WHAT TO WORK ON
Pull every line with the word "back" out of the entries below.

Records from a dataset
····················
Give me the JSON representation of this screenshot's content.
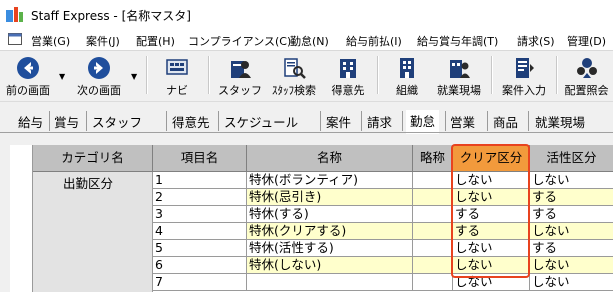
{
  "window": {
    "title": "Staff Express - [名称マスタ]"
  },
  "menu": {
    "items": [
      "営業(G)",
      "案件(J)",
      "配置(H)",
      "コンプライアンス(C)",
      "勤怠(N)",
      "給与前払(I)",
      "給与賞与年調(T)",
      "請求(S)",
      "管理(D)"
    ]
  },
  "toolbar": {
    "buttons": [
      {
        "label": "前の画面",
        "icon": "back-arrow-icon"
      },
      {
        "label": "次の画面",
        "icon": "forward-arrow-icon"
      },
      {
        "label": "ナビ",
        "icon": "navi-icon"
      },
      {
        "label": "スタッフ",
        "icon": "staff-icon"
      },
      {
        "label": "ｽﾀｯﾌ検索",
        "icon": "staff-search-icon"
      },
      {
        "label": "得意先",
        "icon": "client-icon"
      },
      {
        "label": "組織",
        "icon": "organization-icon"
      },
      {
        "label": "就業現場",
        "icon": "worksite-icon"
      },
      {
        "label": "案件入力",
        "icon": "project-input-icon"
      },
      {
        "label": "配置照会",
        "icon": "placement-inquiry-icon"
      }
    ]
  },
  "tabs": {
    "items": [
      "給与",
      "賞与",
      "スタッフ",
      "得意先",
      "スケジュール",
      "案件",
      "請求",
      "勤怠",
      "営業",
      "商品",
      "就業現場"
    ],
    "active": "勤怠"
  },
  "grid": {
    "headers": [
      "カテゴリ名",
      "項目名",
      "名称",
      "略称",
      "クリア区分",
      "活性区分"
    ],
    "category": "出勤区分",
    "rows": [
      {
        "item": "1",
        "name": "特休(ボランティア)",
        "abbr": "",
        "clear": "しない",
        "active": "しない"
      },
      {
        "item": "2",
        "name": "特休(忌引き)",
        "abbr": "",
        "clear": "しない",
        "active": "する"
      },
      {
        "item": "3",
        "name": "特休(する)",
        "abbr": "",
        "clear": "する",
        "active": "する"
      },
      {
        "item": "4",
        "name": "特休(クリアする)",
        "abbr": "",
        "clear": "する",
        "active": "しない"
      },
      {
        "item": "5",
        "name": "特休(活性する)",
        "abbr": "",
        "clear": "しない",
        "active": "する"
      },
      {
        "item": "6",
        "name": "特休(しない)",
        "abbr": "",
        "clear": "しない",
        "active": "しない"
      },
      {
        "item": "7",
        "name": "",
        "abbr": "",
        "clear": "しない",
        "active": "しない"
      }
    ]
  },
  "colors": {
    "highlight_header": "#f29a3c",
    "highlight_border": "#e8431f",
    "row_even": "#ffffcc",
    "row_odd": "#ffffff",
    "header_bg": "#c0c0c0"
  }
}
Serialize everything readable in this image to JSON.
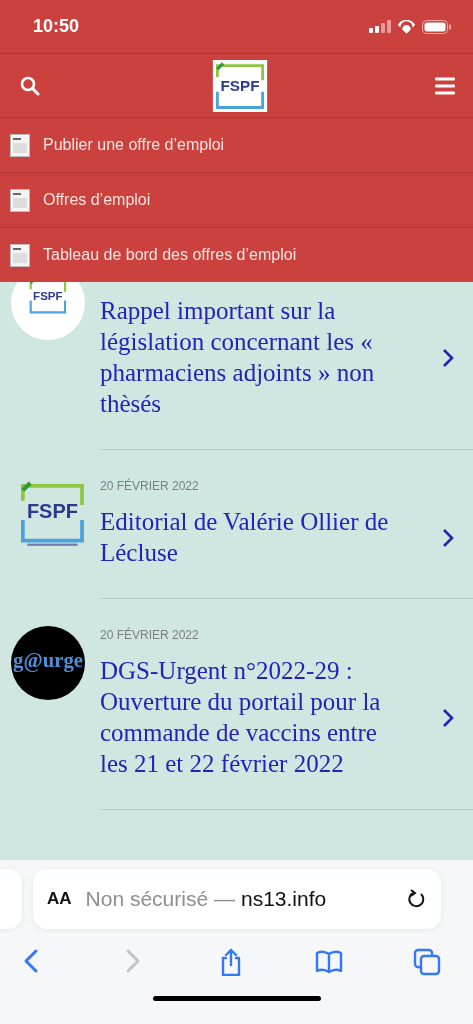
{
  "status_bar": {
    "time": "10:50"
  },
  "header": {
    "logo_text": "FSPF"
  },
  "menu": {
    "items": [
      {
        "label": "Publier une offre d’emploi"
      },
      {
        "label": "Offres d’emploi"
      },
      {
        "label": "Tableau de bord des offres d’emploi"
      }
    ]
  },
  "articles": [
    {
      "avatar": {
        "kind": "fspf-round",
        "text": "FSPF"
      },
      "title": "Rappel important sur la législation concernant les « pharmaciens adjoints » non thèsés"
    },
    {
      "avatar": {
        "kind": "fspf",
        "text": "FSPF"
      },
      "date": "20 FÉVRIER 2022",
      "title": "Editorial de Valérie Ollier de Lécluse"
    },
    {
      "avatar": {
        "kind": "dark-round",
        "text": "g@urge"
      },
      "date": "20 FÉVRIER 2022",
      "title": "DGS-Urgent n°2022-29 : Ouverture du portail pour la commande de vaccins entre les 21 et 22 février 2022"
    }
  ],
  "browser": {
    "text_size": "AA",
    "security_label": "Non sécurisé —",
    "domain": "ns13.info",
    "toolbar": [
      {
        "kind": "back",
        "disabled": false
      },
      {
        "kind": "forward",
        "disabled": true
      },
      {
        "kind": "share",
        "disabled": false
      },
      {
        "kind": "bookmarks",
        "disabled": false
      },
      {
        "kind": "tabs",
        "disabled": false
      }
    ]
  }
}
····················
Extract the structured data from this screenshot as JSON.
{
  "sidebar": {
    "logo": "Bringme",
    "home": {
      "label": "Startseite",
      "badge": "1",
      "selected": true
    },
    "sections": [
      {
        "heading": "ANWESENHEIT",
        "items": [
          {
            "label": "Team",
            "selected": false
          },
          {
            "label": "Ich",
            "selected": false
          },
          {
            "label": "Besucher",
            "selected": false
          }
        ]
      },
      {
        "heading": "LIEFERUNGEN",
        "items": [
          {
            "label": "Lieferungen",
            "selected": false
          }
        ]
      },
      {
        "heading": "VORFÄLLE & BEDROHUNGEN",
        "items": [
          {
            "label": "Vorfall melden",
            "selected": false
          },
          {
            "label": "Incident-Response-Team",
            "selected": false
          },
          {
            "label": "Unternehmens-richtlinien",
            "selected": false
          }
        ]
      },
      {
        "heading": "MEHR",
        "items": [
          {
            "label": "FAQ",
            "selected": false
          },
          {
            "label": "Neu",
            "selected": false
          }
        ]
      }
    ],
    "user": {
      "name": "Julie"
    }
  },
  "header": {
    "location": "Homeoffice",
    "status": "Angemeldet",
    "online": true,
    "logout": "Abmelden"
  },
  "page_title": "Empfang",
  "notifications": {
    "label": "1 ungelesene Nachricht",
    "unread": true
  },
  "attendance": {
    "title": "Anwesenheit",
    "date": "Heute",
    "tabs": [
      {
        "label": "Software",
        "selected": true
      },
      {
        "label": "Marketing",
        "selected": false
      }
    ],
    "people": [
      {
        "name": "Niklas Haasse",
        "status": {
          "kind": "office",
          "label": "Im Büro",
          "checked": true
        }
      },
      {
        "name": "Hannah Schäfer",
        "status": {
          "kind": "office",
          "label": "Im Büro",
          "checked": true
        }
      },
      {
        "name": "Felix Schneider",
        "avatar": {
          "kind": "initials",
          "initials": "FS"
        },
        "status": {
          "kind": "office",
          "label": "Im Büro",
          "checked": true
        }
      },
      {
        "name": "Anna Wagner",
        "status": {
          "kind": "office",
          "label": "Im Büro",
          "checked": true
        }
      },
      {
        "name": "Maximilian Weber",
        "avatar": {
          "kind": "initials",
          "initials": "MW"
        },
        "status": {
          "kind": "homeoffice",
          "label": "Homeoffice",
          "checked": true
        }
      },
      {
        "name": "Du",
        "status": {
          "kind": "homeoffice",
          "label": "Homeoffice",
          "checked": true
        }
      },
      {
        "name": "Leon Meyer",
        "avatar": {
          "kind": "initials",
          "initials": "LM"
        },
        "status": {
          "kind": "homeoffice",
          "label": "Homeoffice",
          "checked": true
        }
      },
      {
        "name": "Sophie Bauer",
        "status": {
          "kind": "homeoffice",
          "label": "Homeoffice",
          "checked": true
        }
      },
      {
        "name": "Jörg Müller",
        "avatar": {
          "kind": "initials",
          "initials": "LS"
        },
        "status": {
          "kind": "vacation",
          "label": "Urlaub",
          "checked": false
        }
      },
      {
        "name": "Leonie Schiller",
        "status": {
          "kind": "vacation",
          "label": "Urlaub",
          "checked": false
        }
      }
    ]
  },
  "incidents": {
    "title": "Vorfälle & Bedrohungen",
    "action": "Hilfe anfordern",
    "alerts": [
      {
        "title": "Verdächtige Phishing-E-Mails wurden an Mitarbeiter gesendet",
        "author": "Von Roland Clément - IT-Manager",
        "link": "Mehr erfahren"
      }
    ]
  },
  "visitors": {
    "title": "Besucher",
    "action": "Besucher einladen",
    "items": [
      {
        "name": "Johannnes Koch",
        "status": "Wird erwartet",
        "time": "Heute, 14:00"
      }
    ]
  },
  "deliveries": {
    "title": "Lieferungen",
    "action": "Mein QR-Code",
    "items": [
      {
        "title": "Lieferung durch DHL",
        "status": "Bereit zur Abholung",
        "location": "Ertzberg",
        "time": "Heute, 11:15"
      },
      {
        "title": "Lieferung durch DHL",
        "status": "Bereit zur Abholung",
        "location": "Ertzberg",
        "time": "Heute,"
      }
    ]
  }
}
····················
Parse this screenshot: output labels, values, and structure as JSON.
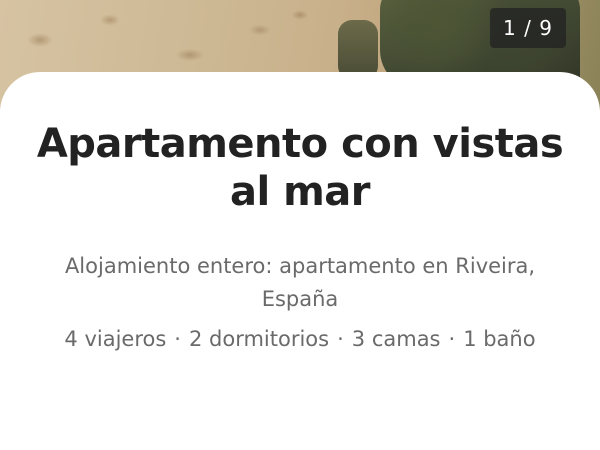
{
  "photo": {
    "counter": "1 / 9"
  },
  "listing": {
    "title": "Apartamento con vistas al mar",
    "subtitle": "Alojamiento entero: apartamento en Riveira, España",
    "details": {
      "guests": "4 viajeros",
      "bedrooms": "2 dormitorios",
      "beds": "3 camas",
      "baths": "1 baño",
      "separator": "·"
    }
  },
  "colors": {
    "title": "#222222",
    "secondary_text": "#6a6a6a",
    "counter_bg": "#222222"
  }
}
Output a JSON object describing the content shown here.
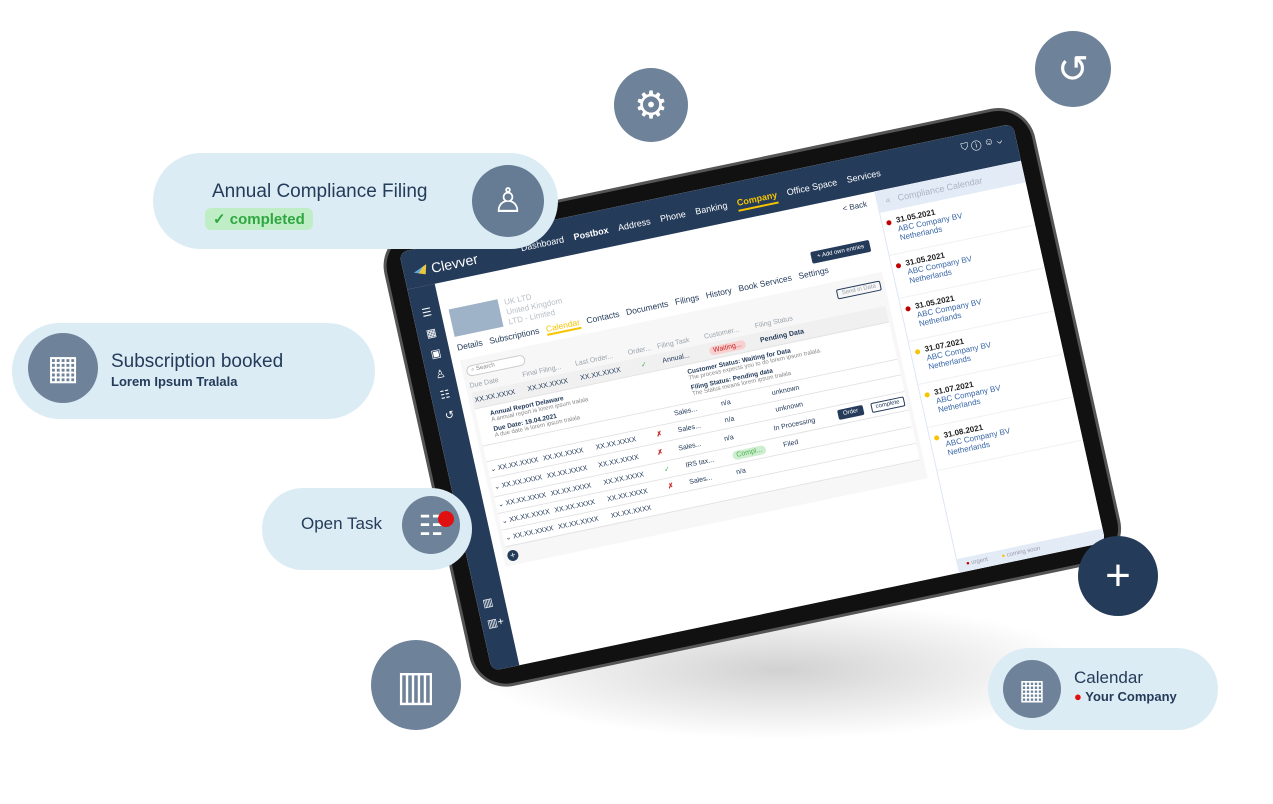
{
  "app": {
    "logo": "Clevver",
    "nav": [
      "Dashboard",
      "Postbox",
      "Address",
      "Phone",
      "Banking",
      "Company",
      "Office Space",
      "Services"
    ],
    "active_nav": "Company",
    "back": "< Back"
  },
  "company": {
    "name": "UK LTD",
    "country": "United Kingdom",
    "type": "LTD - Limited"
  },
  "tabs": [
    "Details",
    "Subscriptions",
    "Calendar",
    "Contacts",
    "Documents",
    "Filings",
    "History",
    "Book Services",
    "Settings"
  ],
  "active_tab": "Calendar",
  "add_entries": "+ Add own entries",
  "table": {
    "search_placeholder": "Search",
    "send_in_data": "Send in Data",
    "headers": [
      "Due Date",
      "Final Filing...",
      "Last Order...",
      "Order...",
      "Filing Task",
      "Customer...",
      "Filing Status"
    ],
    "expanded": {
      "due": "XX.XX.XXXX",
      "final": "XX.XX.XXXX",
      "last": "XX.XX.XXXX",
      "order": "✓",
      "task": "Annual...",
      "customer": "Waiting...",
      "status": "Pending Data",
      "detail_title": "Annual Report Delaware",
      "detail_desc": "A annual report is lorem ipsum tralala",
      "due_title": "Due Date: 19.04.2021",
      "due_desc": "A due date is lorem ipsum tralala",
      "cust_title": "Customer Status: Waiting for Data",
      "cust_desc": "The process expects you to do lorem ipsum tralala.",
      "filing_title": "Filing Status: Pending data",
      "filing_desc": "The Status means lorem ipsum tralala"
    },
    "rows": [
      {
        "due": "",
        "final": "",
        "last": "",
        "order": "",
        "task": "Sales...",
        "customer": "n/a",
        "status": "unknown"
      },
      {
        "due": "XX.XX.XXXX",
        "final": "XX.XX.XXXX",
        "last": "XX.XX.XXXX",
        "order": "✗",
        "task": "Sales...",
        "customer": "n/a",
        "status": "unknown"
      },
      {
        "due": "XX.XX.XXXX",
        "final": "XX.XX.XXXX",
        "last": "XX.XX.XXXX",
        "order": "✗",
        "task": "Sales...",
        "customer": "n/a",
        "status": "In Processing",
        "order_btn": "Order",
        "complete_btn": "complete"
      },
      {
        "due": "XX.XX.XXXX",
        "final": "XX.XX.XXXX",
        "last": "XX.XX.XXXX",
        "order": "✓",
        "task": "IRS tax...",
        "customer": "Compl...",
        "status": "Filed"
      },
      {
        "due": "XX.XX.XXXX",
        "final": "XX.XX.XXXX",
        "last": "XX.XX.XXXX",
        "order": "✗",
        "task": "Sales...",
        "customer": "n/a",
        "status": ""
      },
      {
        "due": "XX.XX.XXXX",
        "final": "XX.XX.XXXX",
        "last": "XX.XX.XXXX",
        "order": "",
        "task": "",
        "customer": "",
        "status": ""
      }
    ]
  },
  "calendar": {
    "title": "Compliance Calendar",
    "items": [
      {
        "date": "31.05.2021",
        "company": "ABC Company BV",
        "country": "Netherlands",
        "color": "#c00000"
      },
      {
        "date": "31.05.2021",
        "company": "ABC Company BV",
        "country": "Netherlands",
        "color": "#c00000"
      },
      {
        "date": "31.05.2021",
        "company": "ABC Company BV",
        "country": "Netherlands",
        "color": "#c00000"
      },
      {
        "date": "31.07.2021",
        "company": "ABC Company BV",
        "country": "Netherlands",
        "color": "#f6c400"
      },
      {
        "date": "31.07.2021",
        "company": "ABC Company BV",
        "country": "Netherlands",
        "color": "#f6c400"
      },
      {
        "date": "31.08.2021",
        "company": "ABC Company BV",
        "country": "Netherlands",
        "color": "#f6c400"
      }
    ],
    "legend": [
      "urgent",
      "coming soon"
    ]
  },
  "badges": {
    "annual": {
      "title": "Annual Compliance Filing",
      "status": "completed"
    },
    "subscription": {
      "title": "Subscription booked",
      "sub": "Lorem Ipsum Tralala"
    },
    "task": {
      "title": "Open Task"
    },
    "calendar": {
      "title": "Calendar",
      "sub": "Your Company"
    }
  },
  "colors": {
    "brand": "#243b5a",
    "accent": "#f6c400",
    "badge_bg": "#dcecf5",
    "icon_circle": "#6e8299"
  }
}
····················
ANSWER IN FULL
        "icon": "back-arrow-icon"
        "kind": "back",
    "back": "< Back"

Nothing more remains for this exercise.